Output nothing but the number of lines that include the word "pour".
## Start Record excerpts
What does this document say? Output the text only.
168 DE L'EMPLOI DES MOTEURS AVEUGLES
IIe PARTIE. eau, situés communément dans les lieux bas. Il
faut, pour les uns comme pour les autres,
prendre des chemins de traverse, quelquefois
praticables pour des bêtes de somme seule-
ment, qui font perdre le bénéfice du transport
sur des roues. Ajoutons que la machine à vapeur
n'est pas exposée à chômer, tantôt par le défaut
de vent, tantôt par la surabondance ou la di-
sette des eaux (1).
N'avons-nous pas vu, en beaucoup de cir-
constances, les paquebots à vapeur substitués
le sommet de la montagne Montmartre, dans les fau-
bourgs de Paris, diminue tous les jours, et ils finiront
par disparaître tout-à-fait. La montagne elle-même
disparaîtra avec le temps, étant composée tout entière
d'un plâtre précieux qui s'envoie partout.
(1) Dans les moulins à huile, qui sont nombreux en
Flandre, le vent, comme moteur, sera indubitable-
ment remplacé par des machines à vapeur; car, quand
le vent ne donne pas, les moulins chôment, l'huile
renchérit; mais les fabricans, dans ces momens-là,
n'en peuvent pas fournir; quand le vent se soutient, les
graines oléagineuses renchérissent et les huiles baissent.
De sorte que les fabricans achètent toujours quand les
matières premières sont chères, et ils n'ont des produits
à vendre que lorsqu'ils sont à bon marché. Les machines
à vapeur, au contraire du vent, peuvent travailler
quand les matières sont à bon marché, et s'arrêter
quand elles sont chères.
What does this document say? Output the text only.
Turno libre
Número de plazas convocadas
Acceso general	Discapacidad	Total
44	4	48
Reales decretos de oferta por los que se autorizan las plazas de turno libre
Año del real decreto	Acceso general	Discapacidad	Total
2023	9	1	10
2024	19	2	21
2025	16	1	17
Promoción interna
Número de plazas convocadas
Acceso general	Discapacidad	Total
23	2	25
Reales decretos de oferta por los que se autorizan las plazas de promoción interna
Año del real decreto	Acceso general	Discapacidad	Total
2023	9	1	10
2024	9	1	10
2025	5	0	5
## End Record excerpts
> [Result for this task] 2